Input data:

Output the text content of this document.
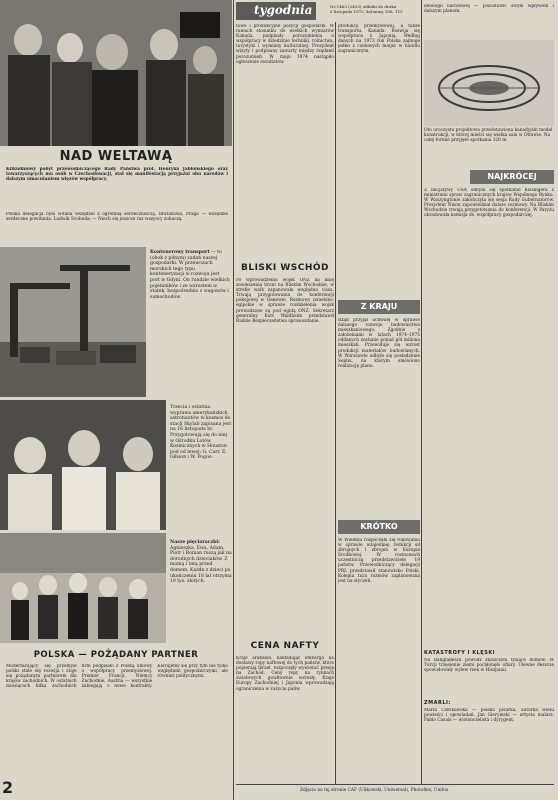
NAD WELTAWĄ
Kilkudniowy pobyt przewodniczącego Rady Państwa prof. Henryka Jabłońskiego oraz towarzyszących mu osób w Czechosłowacji, stał się manifestacją przyjaźni obu narodów i dalszym umacnianiem więzów współpracy.
Polska delegacja była witana wszędzie z ogromną serdecznością. Bratislawa, Praga — wszędzie serdeczne powitania. Ludwik Svoboda: — Niech się jeszcze raz wszyscy zobaczą.
Kontenerowy transport — to (obok z pilnym) zadań naszej gospodarki. W przewozach morskich tego typu konteneryzacji w rozwoju jest port w Gdyni. On rundzie wielkich pojemników i ze wzrostem w statek, bezpośrednio z wagonów i samochodów.
Trzecia i ostatnia wyprawa amerykańskich astronautów w kosmos do stacji Skylab zapisana jest na 16 listopada br. Przygotowują się do niej w Ośrodku Lotów Kosmicznych w Houston pod od lewej: G. Carr, E. Gibson i W. Pogue.
Nasze pięcioraczki: Agnieszka, Ewa, Adam, Piotr i Roman ruszą jak na dorodnych dzieciaków. Z mamą i tatą przed domem. Każde z dzieci po ukończeniu 18 lat otrzyma 10 tys. złotych.
POLSKA — POŻĄDANY PARTNER
Modernizujący się przemysł polski stale się rozwija i staje się pożądanym partnerem dla krajów zachodnich. W ostatnich miesiącach kilka zachodnich firm podpisało z Polską umowy o współpracy przemysłowej. Premier Francji, Niemcy Zachodnie, Austria — wszystkie zabiegają o nowe kontrakty. Kierujemy się przy tym nie tylko względami gospodarczymi, ale również politycznymi.
2
tygodnia	Nr 1463 (2433) odbitki do druku
5 listopada 1972, kolumny 108, 115
towe i produkcyjne pozycji gospodarki. W ramach stosunku do wielkich wymiarów Kanada, podpisały porozumienia o współpracy w dziedzinie techniki, rolnictwa, turystyki i wymiany kulturalnej. Prezydent wizyty i podpisany zawarty między rządami porozumień. W maju 1974 nastąpiło ogłoszenie rezultatów.
BLISKI WSCHÓD
Po wprowadzeniu wojsk ONZ na linię zawieszenia broni na Bliskim Wschodzie, w strefie walk zapanowała względna cisza. Trwają przygotowania do konferencji pokojowej w Genewie. Rozmowy izraelsko-egipskie w sprawie rozdzielenia wojsk prowadzone są pod egidą ONZ. Sekretarz generalny Kurt Waldheim przedstawił Radzie Bezpieczeństwa sprawozdanie.
CENA NAFTY
Kraje arabskie, nakładając embargo na dostawy ropy naftowej do tych państw, które popierają Izrael, rozpoczęły wywierać presję na Zachód. Ceny ropy na rynkach światowych gwałtownie wzrosły. Kraje Europy Zachodniej i Japonia wprowadzają ograniczenia w zużyciu paliw.
produkcji przemysłowej, a także transportu. Kanada. Rozwija się współpraca z Japonią. Według danych na 1973 rok Polska zajmuje jedno z czołowych miejsc w handlu zagranicznym.
Z KRAJU
Rząd przyjął uchwałę w sprawie dalszego rozwoju budownictwa mieszkaniowego. Zgodnie z założeniami w latach 1974–1975 oddanych zostanie ponad pół miliona mieszkań. Przewiduje się wzrost produkcji materiałów budowlanych. W Warszawie odbyło się posiedzenie Sejmu, na którym omówiono realizację planu.
KRÓTKO
W Wiedniu rozpoczęła się rokowania w sprawie wzajemnej redukcji sił zbrojnych i zbrojeń w Europie Środkowej. W rozmowach uczestniczą przedstawiciele 19 państw. Przewodniczący delegacji PRL przedstawił stanowisko Polski. Kolejna tura rozmów zaplanowana jest na styczeń.
ideologii narodowej — pozostawić swym wpływom i dalszym planom.
Oto uroczysta projektowa przedstawiona kanadyjski model konstrukcji, w której mieści się wielka sala w Ottawie. Na całej formie przyjęte spotkania 320 m.
NAJKRÓCEJ
Z inicjatywy USA odbyła się spotkanie Kissingera z ministrami spraw zagranicznych krajów Wspólnego Rynku. W Waszyngtonie zakończyła się sesja Rady Gubernatorów. Prezydent Nixon zapowiedział dalsze rozmowy. Na Bliskim Wschodzie trwają przygotowania do konferencji. W Paryżu obradowała komisja ds. współpracy gospodarczej.
KATASTROFY I KLĘSKI
Na Bangladeszu powódź zniszczyła tysiące domów. W Turcji trzęsienie ziemi pochłonęło ofiary. Ulewne deszcze spowodowały wylew rzek w Hiszpanii.
ZMARLI:
Maria Czerkawska — polska pisarka, autorka wielu powieści i opowiadań. Jan Gierymski — artysta malarz. Pablo Casals — wiolonczelista i dyrygent.
Zdjęcia na tej stronie CAF (Ulikowski, Uniwersal), Photoflex, Unifox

Requirement:
Read through the entries and copy each line in which "wielkich" appears.

Answer to this task:
Kontenerowy transport — to (obok z pilnym) zadań naszej gospodarki. W przewozach morskich tego typu konteneryzacji w rozwoju jest port w Gdyni. On rundzie wielkich pojemników i ze wzrostem w statek, bezpośrednio z wagonów i samochodów.
towe i produkcyjne pozycji gospodarki. W ramach stosunku do wielkich wymiarów Kanada, podpisały porozumienia o współpracy w dziedzinie techniki, rolnictwa, turystyki i wymiany kulturalnej. Prezydent wizyty i podpisany zawarty między rządami porozumień. W maju 1974 nastąpiło ogłoszenie rezultatów.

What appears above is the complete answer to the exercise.